START GIVEN DATA

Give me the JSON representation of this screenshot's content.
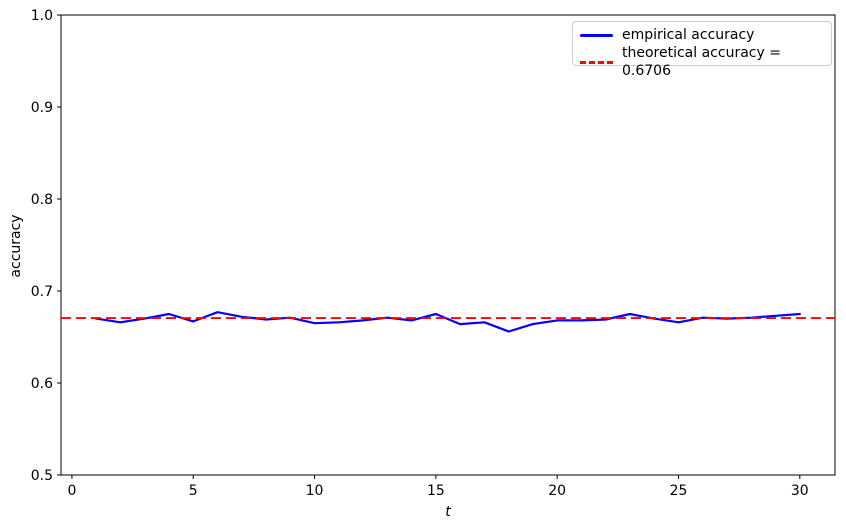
{
  "chart_data": {
    "type": "line",
    "title": "",
    "xlabel": "t",
    "ylabel": "accuracy",
    "xlim": [
      -0.45,
      31.45
    ],
    "ylim": [
      0.5,
      1.0
    ],
    "xticks": [
      0,
      5,
      10,
      15,
      20,
      25,
      30
    ],
    "yticks": [
      "0.5",
      "0.6",
      "0.7",
      "0.8",
      "0.9",
      "1.0"
    ],
    "grid": false,
    "legend_position": "upper right",
    "colors": {
      "empirical": "#0000ff",
      "theoretical": "#ff0000",
      "axes": "#000000",
      "legend_border": "#cccccc"
    },
    "series": [
      {
        "name": "empirical accuracy",
        "color": "#0000ff",
        "style": "solid",
        "x": [
          1,
          2,
          3,
          4,
          5,
          6,
          7,
          8,
          9,
          10,
          11,
          12,
          13,
          14,
          15,
          16,
          17,
          18,
          19,
          20,
          21,
          22,
          23,
          24,
          25,
          26,
          27,
          28,
          29,
          30
        ],
        "y": [
          0.67,
          0.666,
          0.67,
          0.675,
          0.667,
          0.677,
          0.672,
          0.669,
          0.671,
          0.665,
          0.666,
          0.668,
          0.671,
          0.668,
          0.675,
          0.664,
          0.666,
          0.656,
          0.664,
          0.668,
          0.668,
          0.669,
          0.675,
          0.67,
          0.666,
          0.671,
          0.67,
          0.671,
          0.673,
          0.675
        ]
      },
      {
        "name": "theoretical accuracy = 0.6706",
        "color": "#ff0000",
        "style": "dashed",
        "kind": "hline",
        "value": 0.6706
      }
    ]
  }
}
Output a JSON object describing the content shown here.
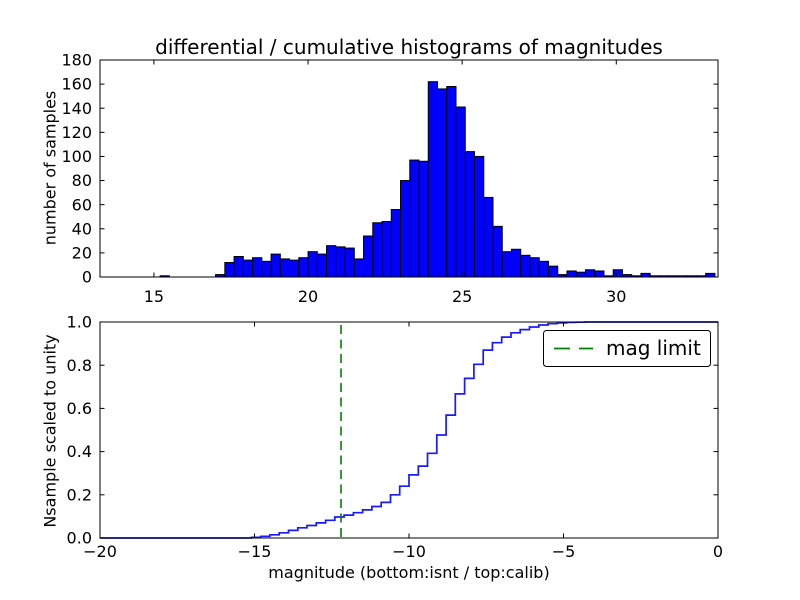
{
  "figure": {
    "title": "differential / cumulative histograms of magnitudes",
    "background": "#ffffff"
  },
  "legend": {
    "label": "mag limit",
    "line_color": "#008000",
    "position": "upper right"
  },
  "chart_data": [
    {
      "type": "bar",
      "subplot": "top",
      "title": "differential / cumulative histograms of magnitudes",
      "xlabel": "",
      "ylabel": "number of samples",
      "xlim": [
        13.25,
        33.3
      ],
      "ylim": [
        0,
        180
      ],
      "xticks": [
        15,
        20,
        25,
        30
      ],
      "xtick_labels": [
        "15",
        "20",
        "25",
        "30"
      ],
      "yticks": [
        0,
        20,
        40,
        60,
        80,
        100,
        120,
        140,
        160,
        180
      ],
      "ytick_labels": [
        "0",
        "20",
        "40",
        "60",
        "80",
        "100",
        "120",
        "140",
        "160",
        "180"
      ],
      "grid": false,
      "bar_color": "#0000ff",
      "bar_edge_color": "#000000",
      "bins": {
        "start": 15.2,
        "width": 0.3,
        "counts": [
          1,
          0,
          0,
          0,
          0,
          0,
          2,
          12,
          17,
          14,
          16,
          13,
          19,
          15,
          14,
          16,
          21,
          19,
          26,
          25,
          24,
          15,
          34,
          45,
          46,
          56,
          80,
          97,
          96,
          162,
          156,
          158,
          141,
          104,
          100,
          66,
          42,
          21,
          23,
          18,
          16,
          13,
          9,
          2,
          5,
          4,
          6,
          5,
          1,
          6,
          2,
          1,
          3,
          1,
          1,
          1,
          1,
          1,
          1,
          3
        ]
      }
    },
    {
      "type": "line",
      "subplot": "bottom",
      "style": "steps-post",
      "title": "",
      "xlabel": "magnitude (bottom:isnt / top:calib)",
      "ylabel": "Nsample scaled to unity",
      "xlim": [
        -20,
        0
      ],
      "ylim": [
        0.0,
        1.0
      ],
      "xticks": [
        -20,
        -15,
        -10,
        -5,
        0
      ],
      "xtick_labels": [
        "−20",
        "−15",
        "−10",
        "−5",
        "0"
      ],
      "yticks": [
        0.0,
        0.2,
        0.4,
        0.6,
        0.8,
        1.0
      ],
      "ytick_labels": [
        "0.0",
        "0.2",
        "0.4",
        "0.6",
        "0.8",
        "1.0"
      ],
      "grid": false,
      "line_color": "#0000ff",
      "cdf_steps": [
        [
          -20,
          0
        ],
        [
          -15.1,
          0.003
        ],
        [
          -14.8,
          0.008
        ],
        [
          -14.5,
          0.015
        ],
        [
          -14.2,
          0.024
        ],
        [
          -13.9,
          0.035
        ],
        [
          -13.6,
          0.047
        ],
        [
          -13.3,
          0.058
        ],
        [
          -13.0,
          0.07
        ],
        [
          -12.7,
          0.082
        ],
        [
          -12.4,
          0.097
        ],
        [
          -12.1,
          0.106
        ],
        [
          -11.8,
          0.117
        ],
        [
          -11.5,
          0.13
        ],
        [
          -11.2,
          0.146
        ],
        [
          -10.9,
          0.165
        ],
        [
          -10.6,
          0.2
        ],
        [
          -10.3,
          0.24
        ],
        [
          -10.0,
          0.292
        ],
        [
          -9.7,
          0.333
        ],
        [
          -9.4,
          0.392
        ],
        [
          -9.1,
          0.477
        ],
        [
          -8.8,
          0.569
        ],
        [
          -8.5,
          0.667
        ],
        [
          -8.2,
          0.739
        ],
        [
          -7.9,
          0.804
        ],
        [
          -7.6,
          0.87
        ],
        [
          -7.3,
          0.904
        ],
        [
          -7.0,
          0.93
        ],
        [
          -6.7,
          0.95
        ],
        [
          -6.4,
          0.965
        ],
        [
          -6.1,
          0.977
        ],
        [
          -5.8,
          0.986
        ],
        [
          -5.5,
          0.992
        ],
        [
          -5.2,
          0.996
        ],
        [
          -4.9,
          0.998
        ],
        [
          -4.6,
          0.999
        ],
        [
          -4.3,
          1.0
        ],
        [
          0,
          1.0
        ]
      ],
      "mag_limit": {
        "x": -12.2,
        "color": "#008000",
        "label": "mag limit",
        "linestyle": "dashed"
      }
    }
  ]
}
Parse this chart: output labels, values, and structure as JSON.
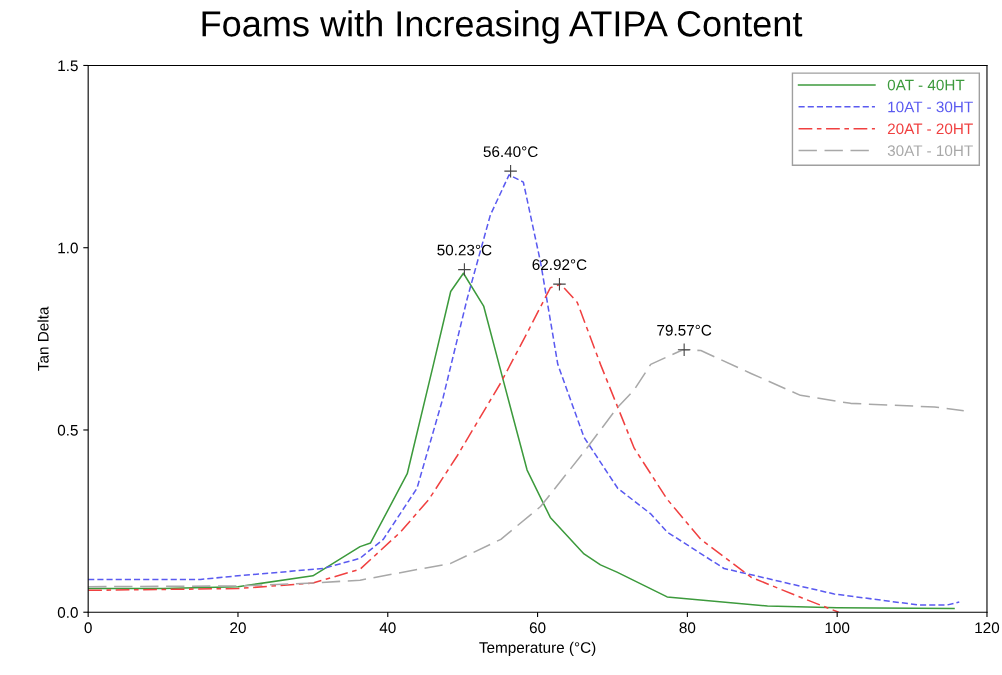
{
  "chart_data": {
    "type": "line",
    "title": "Foams with Increasing ATIPA Content",
    "xlabel": "Temperature (°C)",
    "ylabel": "Tan Delta",
    "xlim": [
      0,
      120
    ],
    "xticks": [
      0,
      20,
      40,
      60,
      80,
      100,
      120
    ],
    "ylim": [
      0,
      1.5
    ],
    "yticks": [
      {
        "value": 0,
        "label": "0.0"
      },
      {
        "value": 0.5,
        "label": "0.5"
      },
      {
        "value": 1.0,
        "label": "1.0"
      },
      {
        "value": 1.5,
        "label": "1.5"
      }
    ],
    "grid": false,
    "legend": "top right",
    "marker": "none",
    "series": [
      {
        "name": "0AT - 40HT",
        "color": "#3c9a3c",
        "line_style": "solid",
        "x": [
          0,
          10,
          20,
          30,
          36.3,
          37.7,
          42.6,
          46.1,
          48.4,
          50.1,
          52.8,
          55.5,
          58.6,
          61.7,
          66.2,
          68.4,
          70.6,
          77.3,
          90.7,
          100,
          115.6
        ],
        "values": [
          0.065,
          0.065,
          0.07,
          0.1,
          0.18,
          0.19,
          0.38,
          0.68,
          0.88,
          0.93,
          0.84,
          0.63,
          0.39,
          0.26,
          0.16,
          0.13,
          0.11,
          0.042,
          0.017,
          0.012,
          0.01
        ]
      },
      {
        "name": "10AT - 30HT",
        "color": "#5a5af0",
        "line_style": "dashed",
        "x": [
          0,
          15,
          20,
          31.4,
          36.3,
          39.4,
          43.9,
          47.4,
          50.6,
          53.7,
          56.2,
          58.1,
          60.4,
          62.7,
          66.2,
          70.7,
          75.1,
          77.3,
          84.9,
          99.6,
          110.8,
          114.7,
          116.3
        ],
        "values": [
          0.09,
          0.09,
          0.1,
          0.12,
          0.148,
          0.2,
          0.34,
          0.59,
          0.86,
          1.09,
          1.2,
          1.18,
          0.96,
          0.68,
          0.48,
          0.34,
          0.27,
          0.22,
          0.12,
          0.05,
          0.02,
          0.02,
          0.028
        ]
      },
      {
        "name": "20AT - 20HT",
        "color": "#f04040",
        "line_style": "dashed",
        "x": [
          0,
          20,
          30,
          36.3,
          41.7,
          45.5,
          49.3,
          55.1,
          58.7,
          61.7,
          63.1,
          65.3,
          68.4,
          72.9,
          77.3,
          81.8,
          88.5,
          95.1,
          100.2
        ],
        "values": [
          0.06,
          0.065,
          0.08,
          0.118,
          0.22,
          0.31,
          0.43,
          0.63,
          0.77,
          0.89,
          0.9,
          0.85,
          0.68,
          0.45,
          0.31,
          0.2,
          0.096,
          0.041,
          0
        ]
      },
      {
        "name": "30AT - 10HT",
        "color": "#a8a8a8",
        "line_style": "dashed",
        "x": [
          0,
          20,
          30,
          36.3,
          48.4,
          55.1,
          60.4,
          66.2,
          70.6,
          72.9,
          75.1,
          79.4,
          81.8,
          88.5,
          95.1,
          101.8,
          113,
          116.9
        ],
        "values": [
          0.07,
          0.072,
          0.08,
          0.088,
          0.134,
          0.2,
          0.29,
          0.44,
          0.56,
          0.61,
          0.68,
          0.72,
          0.718,
          0.655,
          0.595,
          0.573,
          0.563,
          0.553
        ]
      }
    ],
    "annotations": [
      {
        "text": "50.23°C",
        "x": 50.23,
        "y": 0.94
      },
      {
        "text": "56.40°C",
        "x": 56.4,
        "y": 1.21
      },
      {
        "text": "62.92°C",
        "x": 62.92,
        "y": 0.9
      },
      {
        "text": "79.57°C",
        "x": 79.57,
        "y": 0.72
      }
    ]
  }
}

END GIVEN DATA

Report all lines of the data that include the word "bottom".

      "subplot": "bottom",
      "xlabel": "magnitude (bottom:isnt / top:calib)",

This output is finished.